--- START DATA FOR PROCESSING ---

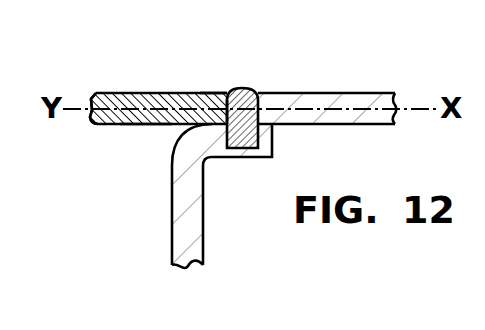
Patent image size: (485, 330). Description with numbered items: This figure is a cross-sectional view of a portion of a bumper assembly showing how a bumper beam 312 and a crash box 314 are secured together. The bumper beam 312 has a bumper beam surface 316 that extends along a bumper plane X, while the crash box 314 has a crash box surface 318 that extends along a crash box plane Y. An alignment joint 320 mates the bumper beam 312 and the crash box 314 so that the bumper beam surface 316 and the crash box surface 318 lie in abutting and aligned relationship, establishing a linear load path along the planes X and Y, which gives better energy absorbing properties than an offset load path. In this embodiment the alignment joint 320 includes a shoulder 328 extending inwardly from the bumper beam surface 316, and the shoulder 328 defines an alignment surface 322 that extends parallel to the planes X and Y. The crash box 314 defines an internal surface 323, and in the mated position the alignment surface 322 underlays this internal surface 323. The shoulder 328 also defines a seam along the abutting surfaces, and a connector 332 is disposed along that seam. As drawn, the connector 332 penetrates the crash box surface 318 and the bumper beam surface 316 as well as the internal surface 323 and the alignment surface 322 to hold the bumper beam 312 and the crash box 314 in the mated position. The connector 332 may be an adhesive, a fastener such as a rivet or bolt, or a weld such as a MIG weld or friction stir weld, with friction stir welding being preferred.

The bumper beam 312 is at (396, 97).
The crash box 314 is at (95, 93).
The bumper beam surface 316 is at (357, 93).
The crash box surface 318 is at (127, 93).
The alignment joint 320 is at (206, 160).
The alignment surface 322 is at (233, 119).
The internal surface 323 is at (147, 125).
The shoulder 328 is at (223, 93).
The connector 332 is at (240, 89).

--- END DATA FOR PROCESSING ---

DIRECTIVE:
Copy out all of the records above word for word, leaving out the pictures.

SOLUTION FOR THIS PROBLEM:
Patent image size: (485, 330). Description with numbered items: This figure is a cross-sectional view of a portion of a bumper assembly showing how a bumper beam 312 and a crash box 314 are secured together. The bumper beam 312 has a bumper beam surface 316 that extends along a bumper plane X, while the crash box 314 has a crash box surface 318 that extends along a crash box plane Y. An alignment joint 320 mates the bumper beam 312 and the crash box 314 so that the bumper beam surface 316 and the crash box surface 318 lie in abutting and aligned relationship, establishing a linear load path along the planes X and Y, which gives better energy absorbing properties than an offset load path. In this embodiment the alignment joint 320 includes a shoulder 328 extending inwardly from the bumper beam surface 316, and the shoulder 328 defines an alignment surface 322 that extends parallel to the planes X and Y. The crash box 314 defines an internal surface 323, and in the mated position the alignment surface 322 underlays this internal surface 323. The shoulder 328 also defines a seam along the abutting surfaces, and a connector 332 is disposed along that seam. As drawn, the connector 332 penetrates the crash box surface 318 and the bumper beam surface 316 as well as the internal surface 323 and the alignment surface 322 to hold the bumper beam 312 and the crash box 314 in the mated position. The connector 332 may be an adhesive, a fastener such as a rivet or bolt, or a weld such as a MIG weld or friction stir weld, with friction stir welding being preferred.

The bumper beam 312 is at (396, 97).
The crash box 314 is at (95, 93).
The bumper beam surface 316 is at (357, 93).
The crash box surface 318 is at (127, 93).
The alignment joint 320 is at (206, 160).
The alignment surface 322 is at (233, 119).
The internal surface 323 is at (147, 125).
The shoulder 328 is at (223, 93).
The connector 332 is at (240, 89).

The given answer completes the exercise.